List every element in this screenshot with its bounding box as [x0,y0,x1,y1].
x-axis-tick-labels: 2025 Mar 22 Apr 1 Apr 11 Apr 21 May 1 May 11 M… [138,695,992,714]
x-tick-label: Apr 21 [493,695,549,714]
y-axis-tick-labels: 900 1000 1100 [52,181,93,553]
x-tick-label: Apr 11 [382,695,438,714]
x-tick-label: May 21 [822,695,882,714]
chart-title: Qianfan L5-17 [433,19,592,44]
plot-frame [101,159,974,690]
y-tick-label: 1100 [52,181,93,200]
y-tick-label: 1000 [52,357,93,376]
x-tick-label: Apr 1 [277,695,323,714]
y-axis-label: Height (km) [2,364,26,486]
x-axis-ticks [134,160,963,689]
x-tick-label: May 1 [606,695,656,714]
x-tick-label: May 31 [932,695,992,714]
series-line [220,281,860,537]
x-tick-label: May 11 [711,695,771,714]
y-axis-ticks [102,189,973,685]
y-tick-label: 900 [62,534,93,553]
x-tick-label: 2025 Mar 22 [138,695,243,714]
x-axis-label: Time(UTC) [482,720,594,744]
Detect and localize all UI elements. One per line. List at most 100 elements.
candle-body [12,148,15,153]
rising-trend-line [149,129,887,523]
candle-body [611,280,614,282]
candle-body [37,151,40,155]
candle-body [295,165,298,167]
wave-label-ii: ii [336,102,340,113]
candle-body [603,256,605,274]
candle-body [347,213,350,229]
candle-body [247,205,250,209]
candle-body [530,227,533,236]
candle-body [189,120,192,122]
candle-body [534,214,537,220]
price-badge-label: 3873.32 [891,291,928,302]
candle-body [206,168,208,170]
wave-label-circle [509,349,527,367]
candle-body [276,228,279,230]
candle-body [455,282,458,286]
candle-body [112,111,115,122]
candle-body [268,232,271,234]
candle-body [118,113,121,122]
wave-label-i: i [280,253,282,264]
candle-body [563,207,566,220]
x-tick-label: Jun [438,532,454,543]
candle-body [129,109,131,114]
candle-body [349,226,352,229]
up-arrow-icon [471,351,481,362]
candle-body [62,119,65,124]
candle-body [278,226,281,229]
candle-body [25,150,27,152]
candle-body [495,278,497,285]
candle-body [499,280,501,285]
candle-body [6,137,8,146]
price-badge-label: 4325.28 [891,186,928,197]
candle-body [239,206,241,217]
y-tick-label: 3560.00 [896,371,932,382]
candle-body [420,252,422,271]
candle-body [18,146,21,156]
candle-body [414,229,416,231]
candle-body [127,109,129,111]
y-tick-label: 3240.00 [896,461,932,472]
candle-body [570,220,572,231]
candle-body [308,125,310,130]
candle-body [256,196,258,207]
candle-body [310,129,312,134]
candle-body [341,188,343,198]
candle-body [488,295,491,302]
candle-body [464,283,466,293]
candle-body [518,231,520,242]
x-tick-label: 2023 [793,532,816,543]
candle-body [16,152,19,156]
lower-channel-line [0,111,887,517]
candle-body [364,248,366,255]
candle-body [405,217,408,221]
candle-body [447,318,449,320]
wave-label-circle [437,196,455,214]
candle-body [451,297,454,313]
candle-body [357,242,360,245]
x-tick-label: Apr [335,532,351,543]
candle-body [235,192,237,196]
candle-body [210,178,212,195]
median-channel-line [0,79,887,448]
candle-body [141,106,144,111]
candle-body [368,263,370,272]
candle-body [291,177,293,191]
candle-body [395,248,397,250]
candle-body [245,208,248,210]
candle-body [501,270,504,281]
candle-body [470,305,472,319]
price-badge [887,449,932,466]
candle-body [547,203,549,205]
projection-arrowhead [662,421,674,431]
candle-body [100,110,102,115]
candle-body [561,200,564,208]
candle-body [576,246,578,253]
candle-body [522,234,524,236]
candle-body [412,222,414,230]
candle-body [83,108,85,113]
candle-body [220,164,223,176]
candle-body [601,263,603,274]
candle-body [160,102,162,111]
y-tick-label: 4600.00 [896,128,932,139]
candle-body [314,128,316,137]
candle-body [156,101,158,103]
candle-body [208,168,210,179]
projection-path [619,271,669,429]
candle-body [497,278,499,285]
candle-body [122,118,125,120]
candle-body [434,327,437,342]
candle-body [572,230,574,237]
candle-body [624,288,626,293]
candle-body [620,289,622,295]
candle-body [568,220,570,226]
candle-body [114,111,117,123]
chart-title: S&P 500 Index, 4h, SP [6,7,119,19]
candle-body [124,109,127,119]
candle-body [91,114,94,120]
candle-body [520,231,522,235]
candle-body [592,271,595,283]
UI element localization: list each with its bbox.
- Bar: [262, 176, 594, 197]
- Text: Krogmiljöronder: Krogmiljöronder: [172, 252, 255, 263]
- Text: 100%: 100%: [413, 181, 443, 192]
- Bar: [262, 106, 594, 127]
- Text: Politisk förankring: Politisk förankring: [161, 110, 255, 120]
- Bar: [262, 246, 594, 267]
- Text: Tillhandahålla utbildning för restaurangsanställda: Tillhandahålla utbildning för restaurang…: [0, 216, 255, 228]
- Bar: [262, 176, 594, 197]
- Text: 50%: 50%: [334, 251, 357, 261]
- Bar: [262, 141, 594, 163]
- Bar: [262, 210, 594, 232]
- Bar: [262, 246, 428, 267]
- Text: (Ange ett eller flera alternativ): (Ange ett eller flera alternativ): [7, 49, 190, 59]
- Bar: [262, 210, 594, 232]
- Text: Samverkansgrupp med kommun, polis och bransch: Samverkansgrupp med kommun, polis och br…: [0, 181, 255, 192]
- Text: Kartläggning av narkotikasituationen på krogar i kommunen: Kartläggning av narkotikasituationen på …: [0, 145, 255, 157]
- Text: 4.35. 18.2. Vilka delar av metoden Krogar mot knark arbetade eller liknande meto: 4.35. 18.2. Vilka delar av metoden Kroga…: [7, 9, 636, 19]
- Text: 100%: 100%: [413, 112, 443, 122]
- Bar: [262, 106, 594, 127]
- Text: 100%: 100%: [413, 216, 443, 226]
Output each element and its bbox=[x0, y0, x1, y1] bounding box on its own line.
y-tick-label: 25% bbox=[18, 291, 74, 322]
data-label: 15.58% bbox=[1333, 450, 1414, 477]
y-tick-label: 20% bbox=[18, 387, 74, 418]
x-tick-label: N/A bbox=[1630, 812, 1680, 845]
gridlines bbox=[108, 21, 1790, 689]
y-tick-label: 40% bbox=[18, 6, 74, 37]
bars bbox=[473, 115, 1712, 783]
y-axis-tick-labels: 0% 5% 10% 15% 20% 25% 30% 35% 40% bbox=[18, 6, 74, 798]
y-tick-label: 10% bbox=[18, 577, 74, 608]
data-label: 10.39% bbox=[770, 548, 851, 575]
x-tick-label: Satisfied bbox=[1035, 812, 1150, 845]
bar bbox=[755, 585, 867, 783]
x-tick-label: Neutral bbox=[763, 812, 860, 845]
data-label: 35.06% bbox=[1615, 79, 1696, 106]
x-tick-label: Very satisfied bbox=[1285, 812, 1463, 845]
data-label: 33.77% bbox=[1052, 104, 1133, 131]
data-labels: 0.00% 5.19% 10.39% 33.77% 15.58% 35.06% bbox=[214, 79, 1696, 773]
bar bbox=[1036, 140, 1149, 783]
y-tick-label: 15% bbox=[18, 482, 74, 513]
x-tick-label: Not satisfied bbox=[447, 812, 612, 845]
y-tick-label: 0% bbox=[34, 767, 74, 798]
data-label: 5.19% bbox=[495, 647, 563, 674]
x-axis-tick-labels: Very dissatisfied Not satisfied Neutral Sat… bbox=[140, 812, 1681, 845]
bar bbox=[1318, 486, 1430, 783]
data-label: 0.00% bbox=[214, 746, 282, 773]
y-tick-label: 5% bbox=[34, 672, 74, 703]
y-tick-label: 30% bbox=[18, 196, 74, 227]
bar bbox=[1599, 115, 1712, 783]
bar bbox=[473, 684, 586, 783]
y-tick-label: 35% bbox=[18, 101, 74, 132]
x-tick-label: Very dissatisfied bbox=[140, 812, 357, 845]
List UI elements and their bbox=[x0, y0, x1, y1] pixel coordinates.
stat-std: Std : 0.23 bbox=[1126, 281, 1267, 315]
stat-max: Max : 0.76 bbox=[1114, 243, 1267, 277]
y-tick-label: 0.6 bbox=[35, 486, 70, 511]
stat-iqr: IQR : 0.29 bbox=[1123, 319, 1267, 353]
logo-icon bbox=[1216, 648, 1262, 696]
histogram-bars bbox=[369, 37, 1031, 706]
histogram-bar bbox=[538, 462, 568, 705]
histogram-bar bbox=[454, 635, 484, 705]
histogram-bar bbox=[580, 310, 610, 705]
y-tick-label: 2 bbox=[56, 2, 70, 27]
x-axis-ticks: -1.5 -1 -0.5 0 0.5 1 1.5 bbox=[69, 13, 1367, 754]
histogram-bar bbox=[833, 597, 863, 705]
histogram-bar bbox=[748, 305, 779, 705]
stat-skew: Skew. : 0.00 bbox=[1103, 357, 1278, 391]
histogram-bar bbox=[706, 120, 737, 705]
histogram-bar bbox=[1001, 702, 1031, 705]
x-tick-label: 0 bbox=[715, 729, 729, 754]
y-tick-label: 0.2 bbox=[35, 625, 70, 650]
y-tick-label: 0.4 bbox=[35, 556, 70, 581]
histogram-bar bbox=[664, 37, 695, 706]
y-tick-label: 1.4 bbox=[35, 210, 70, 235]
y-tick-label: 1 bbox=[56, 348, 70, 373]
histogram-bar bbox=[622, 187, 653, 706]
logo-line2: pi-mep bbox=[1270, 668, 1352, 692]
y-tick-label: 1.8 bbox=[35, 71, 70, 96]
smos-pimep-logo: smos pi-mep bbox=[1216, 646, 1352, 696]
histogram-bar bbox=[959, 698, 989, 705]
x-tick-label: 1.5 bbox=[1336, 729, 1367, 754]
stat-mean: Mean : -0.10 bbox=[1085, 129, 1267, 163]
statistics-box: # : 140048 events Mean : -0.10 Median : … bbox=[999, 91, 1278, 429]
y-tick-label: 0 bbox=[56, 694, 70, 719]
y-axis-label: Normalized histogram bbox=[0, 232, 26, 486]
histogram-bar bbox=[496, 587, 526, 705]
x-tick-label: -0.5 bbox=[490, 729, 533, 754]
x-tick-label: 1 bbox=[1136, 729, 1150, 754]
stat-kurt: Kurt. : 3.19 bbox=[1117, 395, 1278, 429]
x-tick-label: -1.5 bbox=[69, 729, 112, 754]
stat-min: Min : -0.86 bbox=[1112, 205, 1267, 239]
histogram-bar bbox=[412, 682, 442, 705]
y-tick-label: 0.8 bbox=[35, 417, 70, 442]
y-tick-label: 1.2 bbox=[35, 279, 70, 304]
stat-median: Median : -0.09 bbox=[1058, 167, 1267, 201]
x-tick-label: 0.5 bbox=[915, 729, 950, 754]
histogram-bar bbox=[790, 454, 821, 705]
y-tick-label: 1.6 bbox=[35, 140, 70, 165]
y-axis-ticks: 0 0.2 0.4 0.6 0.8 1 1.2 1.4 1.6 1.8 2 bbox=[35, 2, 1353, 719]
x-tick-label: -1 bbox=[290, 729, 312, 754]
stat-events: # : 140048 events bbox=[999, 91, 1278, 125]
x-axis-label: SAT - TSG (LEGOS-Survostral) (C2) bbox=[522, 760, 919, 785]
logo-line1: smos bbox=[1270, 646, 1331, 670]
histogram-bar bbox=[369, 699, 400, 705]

================================

[Directive]: Write out the rows from the start of the rows through the line with "x-tick-label: Apr 11 [382,695,438,714]", both ends included, keeping each line as it appears.

[Solution for this problem]:
List every element in this screenshot with its bounding box as [x0,y0,x1,y1].
x-axis-tick-labels: 2025 Mar 22 Apr 1 Apr 11 Apr 21 May 1 May 11 M… [138,695,992,714]
x-tick-label: Apr 21 [493,695,549,714]
y-axis-tick-labels: 900 1000 1100 [52,181,93,553]
x-tick-label: Apr 11 [382,695,438,714]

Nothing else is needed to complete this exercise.